Listings of boxed layout items:
+ + + + + + +
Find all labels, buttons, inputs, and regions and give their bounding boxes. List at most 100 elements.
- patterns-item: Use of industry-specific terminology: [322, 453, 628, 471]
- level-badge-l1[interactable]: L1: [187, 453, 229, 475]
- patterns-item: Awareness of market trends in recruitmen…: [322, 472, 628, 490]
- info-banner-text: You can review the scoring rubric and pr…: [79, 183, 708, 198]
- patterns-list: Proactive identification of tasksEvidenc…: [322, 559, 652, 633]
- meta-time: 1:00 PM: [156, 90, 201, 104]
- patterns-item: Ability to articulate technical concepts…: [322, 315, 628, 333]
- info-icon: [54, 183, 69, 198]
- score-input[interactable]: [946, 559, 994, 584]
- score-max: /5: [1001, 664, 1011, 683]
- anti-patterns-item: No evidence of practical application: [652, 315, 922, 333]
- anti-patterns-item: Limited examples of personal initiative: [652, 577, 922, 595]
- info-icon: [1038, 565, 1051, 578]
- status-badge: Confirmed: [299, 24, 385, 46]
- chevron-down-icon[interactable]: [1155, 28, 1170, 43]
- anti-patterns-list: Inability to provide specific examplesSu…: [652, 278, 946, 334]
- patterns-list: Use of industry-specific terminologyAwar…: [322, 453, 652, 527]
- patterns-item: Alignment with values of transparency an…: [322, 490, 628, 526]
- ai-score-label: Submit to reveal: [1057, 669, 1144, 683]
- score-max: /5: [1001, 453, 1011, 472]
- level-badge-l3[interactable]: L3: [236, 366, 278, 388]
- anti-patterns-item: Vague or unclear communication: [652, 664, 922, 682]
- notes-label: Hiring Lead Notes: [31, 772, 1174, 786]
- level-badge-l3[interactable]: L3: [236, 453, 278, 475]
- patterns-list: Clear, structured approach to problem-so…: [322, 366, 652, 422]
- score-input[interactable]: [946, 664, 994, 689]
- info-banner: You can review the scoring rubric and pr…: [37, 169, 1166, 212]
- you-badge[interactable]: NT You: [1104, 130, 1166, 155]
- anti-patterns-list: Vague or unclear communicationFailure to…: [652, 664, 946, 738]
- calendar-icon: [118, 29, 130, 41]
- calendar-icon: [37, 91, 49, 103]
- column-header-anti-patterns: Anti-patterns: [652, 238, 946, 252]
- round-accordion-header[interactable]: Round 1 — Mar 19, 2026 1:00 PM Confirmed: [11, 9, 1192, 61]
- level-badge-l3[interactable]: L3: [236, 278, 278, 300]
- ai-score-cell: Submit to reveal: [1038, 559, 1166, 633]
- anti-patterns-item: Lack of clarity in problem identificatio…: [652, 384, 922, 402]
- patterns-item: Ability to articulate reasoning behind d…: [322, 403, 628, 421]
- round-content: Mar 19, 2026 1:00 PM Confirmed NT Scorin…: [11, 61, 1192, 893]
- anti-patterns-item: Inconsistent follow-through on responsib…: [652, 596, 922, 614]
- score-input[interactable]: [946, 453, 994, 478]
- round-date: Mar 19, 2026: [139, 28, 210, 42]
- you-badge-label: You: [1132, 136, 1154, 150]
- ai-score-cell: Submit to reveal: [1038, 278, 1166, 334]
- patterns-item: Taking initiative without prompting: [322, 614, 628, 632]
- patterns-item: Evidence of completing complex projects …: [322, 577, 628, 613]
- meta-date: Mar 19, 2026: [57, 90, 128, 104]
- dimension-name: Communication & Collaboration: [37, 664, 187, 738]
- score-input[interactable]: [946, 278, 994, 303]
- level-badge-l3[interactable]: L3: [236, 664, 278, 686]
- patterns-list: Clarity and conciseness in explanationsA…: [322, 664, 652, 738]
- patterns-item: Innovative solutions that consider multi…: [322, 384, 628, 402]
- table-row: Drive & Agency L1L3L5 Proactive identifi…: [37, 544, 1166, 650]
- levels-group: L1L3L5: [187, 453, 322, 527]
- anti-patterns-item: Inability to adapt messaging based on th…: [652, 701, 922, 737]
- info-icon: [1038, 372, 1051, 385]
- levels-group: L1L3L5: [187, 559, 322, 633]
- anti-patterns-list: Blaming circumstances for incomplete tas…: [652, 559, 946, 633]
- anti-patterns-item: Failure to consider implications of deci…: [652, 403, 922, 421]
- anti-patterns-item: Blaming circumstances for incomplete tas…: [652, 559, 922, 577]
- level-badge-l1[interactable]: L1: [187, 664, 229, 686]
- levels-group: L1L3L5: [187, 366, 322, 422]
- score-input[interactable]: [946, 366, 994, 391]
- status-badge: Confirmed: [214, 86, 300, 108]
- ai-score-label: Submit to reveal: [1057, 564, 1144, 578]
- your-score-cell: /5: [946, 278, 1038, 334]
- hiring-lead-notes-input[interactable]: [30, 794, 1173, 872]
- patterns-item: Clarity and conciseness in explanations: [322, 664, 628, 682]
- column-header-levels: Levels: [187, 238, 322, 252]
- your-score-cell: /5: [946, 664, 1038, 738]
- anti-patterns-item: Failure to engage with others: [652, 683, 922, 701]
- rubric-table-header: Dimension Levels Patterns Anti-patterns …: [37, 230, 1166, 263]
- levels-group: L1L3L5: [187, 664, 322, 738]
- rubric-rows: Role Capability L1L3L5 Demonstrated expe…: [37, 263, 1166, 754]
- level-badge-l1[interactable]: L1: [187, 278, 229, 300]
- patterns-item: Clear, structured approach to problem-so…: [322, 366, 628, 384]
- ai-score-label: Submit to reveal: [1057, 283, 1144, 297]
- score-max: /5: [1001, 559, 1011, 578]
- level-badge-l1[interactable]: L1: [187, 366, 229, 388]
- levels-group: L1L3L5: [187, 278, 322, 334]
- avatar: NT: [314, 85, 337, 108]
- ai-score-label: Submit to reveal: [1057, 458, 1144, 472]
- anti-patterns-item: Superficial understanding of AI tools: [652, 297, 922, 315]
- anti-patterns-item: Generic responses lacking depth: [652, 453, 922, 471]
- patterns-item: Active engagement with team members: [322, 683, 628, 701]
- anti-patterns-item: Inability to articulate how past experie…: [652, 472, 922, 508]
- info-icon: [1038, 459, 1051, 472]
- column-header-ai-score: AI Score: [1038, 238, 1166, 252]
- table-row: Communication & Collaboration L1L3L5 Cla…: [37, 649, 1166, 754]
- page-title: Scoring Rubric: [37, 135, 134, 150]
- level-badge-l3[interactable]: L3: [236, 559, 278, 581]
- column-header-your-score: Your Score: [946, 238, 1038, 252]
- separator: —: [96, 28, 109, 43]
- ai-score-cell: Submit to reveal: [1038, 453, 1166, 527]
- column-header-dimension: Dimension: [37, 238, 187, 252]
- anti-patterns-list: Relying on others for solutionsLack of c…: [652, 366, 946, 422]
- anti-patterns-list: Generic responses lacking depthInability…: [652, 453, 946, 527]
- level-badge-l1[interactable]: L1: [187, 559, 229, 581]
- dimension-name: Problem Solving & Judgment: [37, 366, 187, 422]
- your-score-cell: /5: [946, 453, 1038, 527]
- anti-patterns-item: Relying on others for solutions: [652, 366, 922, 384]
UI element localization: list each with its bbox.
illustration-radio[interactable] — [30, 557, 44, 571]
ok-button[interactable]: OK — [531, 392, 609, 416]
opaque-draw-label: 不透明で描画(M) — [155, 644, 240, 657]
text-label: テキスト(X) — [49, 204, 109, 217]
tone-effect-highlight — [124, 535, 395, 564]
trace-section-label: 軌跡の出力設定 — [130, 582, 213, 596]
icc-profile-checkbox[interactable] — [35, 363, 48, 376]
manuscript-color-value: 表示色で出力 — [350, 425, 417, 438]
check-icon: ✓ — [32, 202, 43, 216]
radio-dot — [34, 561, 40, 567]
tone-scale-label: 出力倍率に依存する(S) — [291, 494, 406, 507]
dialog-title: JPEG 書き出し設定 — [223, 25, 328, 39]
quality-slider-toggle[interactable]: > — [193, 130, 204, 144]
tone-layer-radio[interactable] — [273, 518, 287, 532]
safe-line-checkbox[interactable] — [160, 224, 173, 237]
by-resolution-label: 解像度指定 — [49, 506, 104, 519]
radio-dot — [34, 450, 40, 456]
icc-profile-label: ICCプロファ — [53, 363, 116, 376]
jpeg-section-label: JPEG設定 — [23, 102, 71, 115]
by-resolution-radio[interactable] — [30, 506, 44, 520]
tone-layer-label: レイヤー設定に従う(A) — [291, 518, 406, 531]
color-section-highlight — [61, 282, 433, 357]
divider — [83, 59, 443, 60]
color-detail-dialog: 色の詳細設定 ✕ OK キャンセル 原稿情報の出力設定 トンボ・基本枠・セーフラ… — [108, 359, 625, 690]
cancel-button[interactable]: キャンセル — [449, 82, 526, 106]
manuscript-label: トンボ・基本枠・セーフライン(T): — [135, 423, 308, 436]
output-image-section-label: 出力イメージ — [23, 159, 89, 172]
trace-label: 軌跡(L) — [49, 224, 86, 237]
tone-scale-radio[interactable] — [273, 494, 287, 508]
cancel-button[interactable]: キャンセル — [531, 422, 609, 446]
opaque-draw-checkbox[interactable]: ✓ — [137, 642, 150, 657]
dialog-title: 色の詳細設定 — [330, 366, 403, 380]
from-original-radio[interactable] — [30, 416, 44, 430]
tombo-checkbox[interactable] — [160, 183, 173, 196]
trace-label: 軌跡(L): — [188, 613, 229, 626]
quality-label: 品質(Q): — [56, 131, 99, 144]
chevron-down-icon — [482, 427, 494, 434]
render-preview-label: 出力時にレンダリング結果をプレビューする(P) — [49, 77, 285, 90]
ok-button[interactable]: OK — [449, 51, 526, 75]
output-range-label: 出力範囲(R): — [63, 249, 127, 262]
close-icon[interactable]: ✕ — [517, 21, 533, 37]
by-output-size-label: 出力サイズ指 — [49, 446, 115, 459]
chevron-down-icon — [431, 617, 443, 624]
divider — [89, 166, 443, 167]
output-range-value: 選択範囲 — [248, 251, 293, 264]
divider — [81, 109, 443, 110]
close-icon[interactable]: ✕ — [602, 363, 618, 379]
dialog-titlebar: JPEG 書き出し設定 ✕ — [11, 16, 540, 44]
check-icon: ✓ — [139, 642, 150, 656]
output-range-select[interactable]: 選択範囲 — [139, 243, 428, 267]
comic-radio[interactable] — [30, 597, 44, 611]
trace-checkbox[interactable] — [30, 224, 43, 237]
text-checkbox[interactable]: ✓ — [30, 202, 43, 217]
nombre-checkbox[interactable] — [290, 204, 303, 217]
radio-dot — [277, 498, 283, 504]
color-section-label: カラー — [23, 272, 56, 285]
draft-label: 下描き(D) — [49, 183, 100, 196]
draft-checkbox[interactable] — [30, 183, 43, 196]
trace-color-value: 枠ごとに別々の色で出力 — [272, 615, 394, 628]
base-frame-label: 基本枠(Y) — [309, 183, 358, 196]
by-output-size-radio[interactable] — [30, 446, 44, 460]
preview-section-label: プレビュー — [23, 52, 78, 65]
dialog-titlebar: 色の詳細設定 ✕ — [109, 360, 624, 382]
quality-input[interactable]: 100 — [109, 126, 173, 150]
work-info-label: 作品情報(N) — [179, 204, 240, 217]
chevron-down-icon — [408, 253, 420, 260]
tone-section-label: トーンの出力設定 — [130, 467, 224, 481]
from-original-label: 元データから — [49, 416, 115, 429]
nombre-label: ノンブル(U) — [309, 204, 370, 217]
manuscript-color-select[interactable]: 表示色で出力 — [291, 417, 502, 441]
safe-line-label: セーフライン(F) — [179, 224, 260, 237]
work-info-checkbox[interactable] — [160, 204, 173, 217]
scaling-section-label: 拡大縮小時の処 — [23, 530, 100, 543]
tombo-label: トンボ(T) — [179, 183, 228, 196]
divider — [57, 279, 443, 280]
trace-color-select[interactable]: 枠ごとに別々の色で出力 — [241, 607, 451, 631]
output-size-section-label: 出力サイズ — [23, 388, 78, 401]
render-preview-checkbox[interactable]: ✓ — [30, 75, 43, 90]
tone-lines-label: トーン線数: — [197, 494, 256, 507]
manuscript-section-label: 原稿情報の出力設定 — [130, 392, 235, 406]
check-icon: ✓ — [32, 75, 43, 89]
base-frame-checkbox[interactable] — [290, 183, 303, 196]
+ + + + + + +
What you need to do:
Which lines in the material above contain the string "output"? Locate each one and copy it in full.

Written solution:
output-image-section-label: 出力イメージ — [23, 159, 89, 172]
output-range-label: 出力範囲(R): — [63, 249, 127, 262]
by-output-size-label: 出力サイズ指 — [49, 446, 115, 459]
output-range-value: 選択範囲 — [248, 251, 293, 264]
output-range-select[interactable]: 選択範囲 — [139, 243, 428, 267]
by-output-size-radio[interactable] — [30, 446, 44, 460]
output-size-section-label: 出力サイズ — [23, 388, 78, 401]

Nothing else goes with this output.